+++ Text section +++

# **** I Almost Forgot ****



## catcapper (Feb 11, 2010)

My brain must be numb from the cold.

Yesterday was Predatortalk.com's birthday. We've been up and strong since Jan. 1st 2010.

Happy Birthdat PT !!!!--- and thanks to Chris Miller the creator of PT--- thanks to all our Pro Staff for all the time and effort they put towards PT--- most of all--- thank you members of PT for making our family here at PT so GREAT.

awprint:


----------



## glenway (Mar 27, 2011)

It's been a good ride.

The only thing I don't like is when people vanish. However, some good ol' boy always seems to take their place.

Carry on PT!


----------



## hassell (Feb 9, 2010)

glenway said:


> It's been a good ride.
> 
> The only thing I don't like is when people vanish. However, some good ol' boy always seems to take their place.
> 
> Carry on PT!


 You must have been thinking about JT as vanishing seems to be his specialty. HA !!


----------



## hassell (Feb 9, 2010)

Yes Happy Birthday PT, glad to be here. There are some great members that have been here since day 1, thanks for your continued support. To all members who support our PT family another big Thank You.


----------



## Ruger (Jan 22, 2011)

A great site, happy birthday to all Pt members, great job to the pro -staff has done.


----------



## kiyote (Jun 15, 2014)

great site. may it still be around in the 22nd century


----------



## SWAMPBUCK10PT (Apr 5, 2010)

*HAPPY BIRTHDAY-------PT---------*


----------



## azpredatorhunter (Jul 24, 2012)

Happy B-Day PT... and Thanx to all of you who keep it going.


----------



## youngdon (Mar 10, 2010)

Thanks for posting this Cat !

I for one am glad to be part of such a fine group. One of my favorite things about this site is the respect that it's members have for each other. No weiner fights !


----------



## 220swift (Mar 2, 2011)

​​Happy Birthday PT!!!!!​


----------



## dwtrees (Mar 5, 2012)

:that:

We are now 5, oh to be young again. lol


----------

+++ Supplied records +++

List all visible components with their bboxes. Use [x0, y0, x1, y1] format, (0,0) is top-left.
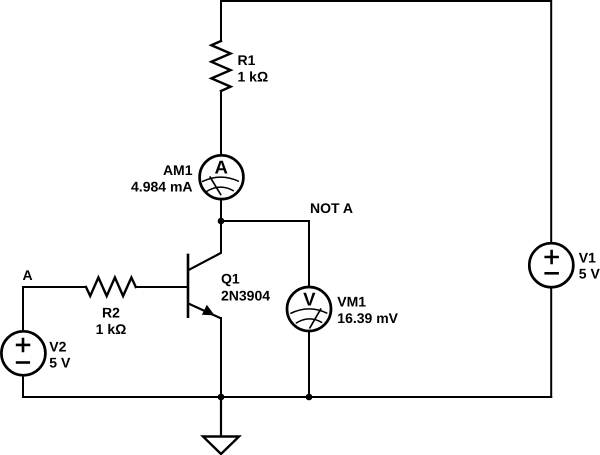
svg-text:R1: R1 — [238, 52, 256, 68]
svg-text:5 V: 5 V — [49, 355, 71, 371]
node junction collector/NOT A — [218, 218, 225, 225]
wire emitter vertical to ground rail — [220, 318, 222, 397]
wire V2 bottom lead — [22, 375, 24, 397]
svg-text:1 kΩ: 1 kΩ — [238, 69, 269, 85]
wire from junction to VM1 top — [221, 221, 309, 287]
ground — [203, 397, 239, 454]
ammeter AM1 — [200, 155, 244, 199]
svg-text:1 kΩ: 1 kΩ — [96, 321, 127, 337]
voltage source V1 — [529, 243, 573, 287]
svg-text:4.984 mA: 4.984 mA — [131, 179, 192, 195]
resistor R1 — [211, 41, 230, 91]
wire VM1 bottom lead — [308, 331, 310, 397]
wire V1 bottom lead — [550, 287, 552, 397]
wire base from V2 corner through R2 to transistor base — [23, 286, 188, 288]
wire from AM1 bottom to collector junction — [220, 199, 222, 221]
voltmeter VM1 — [287, 287, 331, 331]
svg-text:2N3904: 2N3904 — [221, 288, 270, 304]
voltage source V2 — [1, 331, 45, 375]
svg-text:AM1: AM1 — [163, 162, 193, 178]
svg-text:5 V: 5 V — [579, 266, 600, 282]
svg-text:NOT A: NOT A — [310, 200, 353, 216]
wire collector vertical — [220, 221, 222, 253]
wire bottom rail — [23, 396, 551, 398]
svg-text:V: V — [303, 289, 316, 310]
svg-text:A: A — [23, 267, 33, 283]
svg-text:R2: R2 — [102, 305, 120, 321]
resistor R2 — [86, 278, 136, 297]
node junction VM1/ground rail — [306, 394, 313, 401]
svg-text:16.39 mV: 16.39 mV — [337, 310, 398, 326]
transistor Q1 — [188, 253, 221, 319]
svg-text:Q1: Q1 — [221, 270, 240, 286]
node junction emitter/ground — [218, 394, 225, 401]
wire from R1 bottom to AM1 top — [220, 91, 222, 155]
svg-text:V2: V2 — [49, 339, 66, 355]
wire V2 top lead — [22, 287, 24, 331]
svg-text:VM1: VM1 — [337, 294, 366, 310]
wire top rail from R1 top-left corner to V1 stem — [221, 1, 551, 243]
svg-text:V1: V1 — [579, 250, 596, 266]
svg-text:A: A — [214, 157, 227, 178]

+++

**Exercise goal**:
Please output the Predatortalk birthday thread word for word between "Yes Happy Birthday" and "(Jan 22, 2011)", inclusive. The items have no connection to the Predatortalk birthday thread.

**Final result**:
Yes Happy Birthday PT, glad to be here. There are some great members that have been here since day 1, thanks for your continued support. To all members who support our PT family another big Thank You.


----------



## Ruger (Jan 22, 2011)